§ TAREFA:
No trecho do documento sobre as relações entre cristãos e muçulmanos, escreva de novo a parte que vai de "A este propósito, sempre" até "Aetate, n. 3).", trocando "apreço" por "estima".

§ TRECHO DO DOCUMENTO:
____________________

Queridos amigos, estou profundamente convencido de que temos de afirmar, sem ceder às pressões negativas do ambiente, os valores do respeito recíproco, da solidariedade e da paz. A vida de cada ser humano é sagrada, tanto para os cristãos como para os muçulmanos. Temos uma grande campo de ação no qual temos de nos sentir unidos no serviço dos valores morais fundamentais. A dignidade da pessoa e da defesa dos direitos que de tal dignidade se derivam devem ser o objetivo de todo projeto social e de todo esforço por leva-lo a cabo. Esta é uma mensagem confirmada de maneira inconfundível pela voz suave mas clara da consciência. Uma mensagem que se há de escutar e fazer escutar: se cessasse seu eco nos corações o mundo estaria exposto às trevas de uma nova barbárie. Só se pode encontrar uma base de conciliação reconhecendo a centralidade da pessoa, superando eventuais contraposições culturais e neutralizando a força destruidora das ideologias.

No encontro que tive em abril com os Delegados das Igrejas e Comunidades eclesiais e com representantes de diversas Tradições religiosas, disse: «Asseguro-vos que a Igreja quer seguir construindo pontes de amizade com os seguidores de todas as religiões, para buscar o verdadeiro bem de cada pessoa e da sociedade inteira» (L’Osservatore Romano, 25 de abril de 2005, p. 4). A experiência do passado nos ensina que o respeito mutuo e a compreensão nem sempre caracterizaram as relações entre cristãos e muçulmanos. Quantas páginas da história dedicadas às batalhas e às guerras empreendidas invocando, de uma parte e de outra, o nome de Deus, como se combater o inimigo e matar o adversário pudesse agrada-Lo. A lembrança destes tristes acontecimentos deveria encher-nos de vergonha, sabendo bem quantas atrocidades se cometeram em nome da religião. A lição do passado há de nos servir para evitar cair nos mesmos erros. Nós queremos buscar as vias da reconciliação e aprender a viver respeitando cada um a identidade do outro. A defesa da liberdade religiosa, neste sentido, é um imperativo constante e o respeito das minorias um sinal indiscutível de verdadeira civilização.

A este propósito, sempre é oportuno recordar o que os Padres do Concílio Vaticano II disseram sobre as relações com os muçulmanos. «A Igreja olha também com apreço aos muçulmanos que adoram ao único Deus, vivo e subsistente, misericordioso e onipotente, Criador do céu e da terra, que falou aos homens, a cujos ocultos desígnios procuram submeter-se por inteiro, como se submeteu a Deus Abraão, a quem a fé islâmica se refere de bom grado […]. Ainda que no transcurso dos séculos surgiram não poucas dissensões e inimizades entre cristãos e muçulmanos, o santo Sínodo exorta a todos a que, esquecendo o passado, exerçam sinceramente a compreensão mútua, defendam e promovam juntos a justiça social, os bens morais, a paz e a liberdade para todos os homens» (Declaração Nostra Aetate, n. 3).

____________________

§ ENTRADAS EXTRAÍDAS:
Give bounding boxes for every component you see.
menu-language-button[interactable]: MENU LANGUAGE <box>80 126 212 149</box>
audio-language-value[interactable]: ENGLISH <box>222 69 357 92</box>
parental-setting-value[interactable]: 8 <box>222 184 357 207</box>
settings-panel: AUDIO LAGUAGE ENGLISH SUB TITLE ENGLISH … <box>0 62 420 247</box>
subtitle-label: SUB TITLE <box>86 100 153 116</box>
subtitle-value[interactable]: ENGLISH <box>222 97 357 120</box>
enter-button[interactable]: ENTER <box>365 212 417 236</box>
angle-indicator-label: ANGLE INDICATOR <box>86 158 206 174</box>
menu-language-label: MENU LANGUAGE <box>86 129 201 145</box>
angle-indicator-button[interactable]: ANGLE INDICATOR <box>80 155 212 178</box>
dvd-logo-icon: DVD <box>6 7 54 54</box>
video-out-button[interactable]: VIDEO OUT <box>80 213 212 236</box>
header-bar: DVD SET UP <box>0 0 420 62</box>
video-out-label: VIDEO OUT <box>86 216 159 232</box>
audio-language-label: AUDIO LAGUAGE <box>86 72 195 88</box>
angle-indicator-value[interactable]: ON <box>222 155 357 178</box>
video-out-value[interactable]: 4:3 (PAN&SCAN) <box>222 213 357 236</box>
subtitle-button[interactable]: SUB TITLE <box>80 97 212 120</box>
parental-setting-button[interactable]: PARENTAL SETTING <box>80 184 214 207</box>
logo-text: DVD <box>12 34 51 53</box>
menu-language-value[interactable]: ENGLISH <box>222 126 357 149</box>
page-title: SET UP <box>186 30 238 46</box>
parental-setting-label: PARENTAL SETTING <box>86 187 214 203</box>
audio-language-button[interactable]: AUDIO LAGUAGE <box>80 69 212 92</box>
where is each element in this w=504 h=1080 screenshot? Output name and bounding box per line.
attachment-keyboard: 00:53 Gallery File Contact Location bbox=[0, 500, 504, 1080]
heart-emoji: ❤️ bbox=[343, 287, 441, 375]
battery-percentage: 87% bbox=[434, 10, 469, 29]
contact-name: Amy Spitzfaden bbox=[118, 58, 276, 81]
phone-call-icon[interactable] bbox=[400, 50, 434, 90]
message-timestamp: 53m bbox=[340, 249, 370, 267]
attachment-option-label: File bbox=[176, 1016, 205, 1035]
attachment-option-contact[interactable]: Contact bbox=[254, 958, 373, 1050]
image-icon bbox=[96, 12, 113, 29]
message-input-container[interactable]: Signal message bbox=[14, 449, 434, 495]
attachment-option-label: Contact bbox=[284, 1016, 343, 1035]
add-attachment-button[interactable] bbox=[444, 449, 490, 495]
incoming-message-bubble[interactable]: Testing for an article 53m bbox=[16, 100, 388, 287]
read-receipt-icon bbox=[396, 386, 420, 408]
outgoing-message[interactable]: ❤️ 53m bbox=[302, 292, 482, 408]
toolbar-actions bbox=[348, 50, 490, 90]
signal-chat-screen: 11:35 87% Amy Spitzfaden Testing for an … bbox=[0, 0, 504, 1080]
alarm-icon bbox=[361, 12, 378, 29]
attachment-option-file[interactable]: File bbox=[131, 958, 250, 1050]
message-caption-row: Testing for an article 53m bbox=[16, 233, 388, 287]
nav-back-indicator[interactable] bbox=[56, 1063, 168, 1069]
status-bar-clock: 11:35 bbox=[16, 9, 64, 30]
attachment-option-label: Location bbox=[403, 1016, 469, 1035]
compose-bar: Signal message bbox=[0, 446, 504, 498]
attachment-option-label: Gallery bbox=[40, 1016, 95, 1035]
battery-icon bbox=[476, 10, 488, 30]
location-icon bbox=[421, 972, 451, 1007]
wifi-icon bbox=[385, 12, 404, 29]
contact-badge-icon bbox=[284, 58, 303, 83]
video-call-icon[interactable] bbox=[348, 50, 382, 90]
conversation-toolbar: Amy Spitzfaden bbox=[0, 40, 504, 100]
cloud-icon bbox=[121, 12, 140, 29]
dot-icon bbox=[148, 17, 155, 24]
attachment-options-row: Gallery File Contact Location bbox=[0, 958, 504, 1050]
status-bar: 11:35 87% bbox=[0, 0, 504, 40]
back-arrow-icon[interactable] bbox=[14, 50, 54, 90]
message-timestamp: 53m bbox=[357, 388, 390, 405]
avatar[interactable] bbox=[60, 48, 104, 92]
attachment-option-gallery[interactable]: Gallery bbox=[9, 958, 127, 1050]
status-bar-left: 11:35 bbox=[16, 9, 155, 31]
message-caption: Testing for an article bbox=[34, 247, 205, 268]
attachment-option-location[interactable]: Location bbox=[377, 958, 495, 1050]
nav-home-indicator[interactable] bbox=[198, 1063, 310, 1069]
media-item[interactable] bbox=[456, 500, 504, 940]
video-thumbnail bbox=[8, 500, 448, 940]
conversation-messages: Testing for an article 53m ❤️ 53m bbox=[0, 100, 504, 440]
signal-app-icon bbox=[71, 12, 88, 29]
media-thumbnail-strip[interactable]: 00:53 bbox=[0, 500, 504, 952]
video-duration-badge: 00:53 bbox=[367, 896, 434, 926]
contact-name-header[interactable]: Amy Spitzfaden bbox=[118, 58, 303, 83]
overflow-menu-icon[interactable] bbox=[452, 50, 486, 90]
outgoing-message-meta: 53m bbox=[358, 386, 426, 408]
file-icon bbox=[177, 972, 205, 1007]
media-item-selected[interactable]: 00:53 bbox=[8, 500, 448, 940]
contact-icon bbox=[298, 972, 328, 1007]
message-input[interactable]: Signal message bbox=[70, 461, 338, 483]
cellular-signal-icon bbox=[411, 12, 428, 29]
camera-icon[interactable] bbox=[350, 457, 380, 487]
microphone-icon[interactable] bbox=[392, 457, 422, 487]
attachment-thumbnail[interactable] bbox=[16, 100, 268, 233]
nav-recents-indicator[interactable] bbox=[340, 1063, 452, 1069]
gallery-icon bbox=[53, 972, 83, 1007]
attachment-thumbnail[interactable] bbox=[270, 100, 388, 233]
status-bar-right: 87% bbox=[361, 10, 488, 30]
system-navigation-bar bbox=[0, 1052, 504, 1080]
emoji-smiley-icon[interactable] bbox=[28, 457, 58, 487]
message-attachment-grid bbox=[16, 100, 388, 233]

____________________

§ RESPOSTA ABAIXO:
A este propósito, sempre é oportuno recordar o que os Padres do Concílio Vaticano II disseram sobre as relações com os muçulmanos. «A Igreja olha também com estima aos muçulmanos que adoram ao único Deus, vivo e subsistente, misericordioso e onipotente, Criador do céu e da terra, que falou aos homens, a cujos ocultos desígnios procuram submeter-se por inteiro, como se submeteu a Deus Abraão, a quem a fé islâmica se refere de bom grado […]. Ainda que no transcurso dos séculos surgiram não poucas dissensões e inimizades entre cristãos e muçulmanos, o santo Sínodo exorta a todos a que, esquecendo o passado, exerçam sinceramente a compreensão mútua, defendam e promovam juntos a justiça social, os bens morais, a paz e a liberdade para todos os homens» (Declaração Nostra Aetate, n. 3).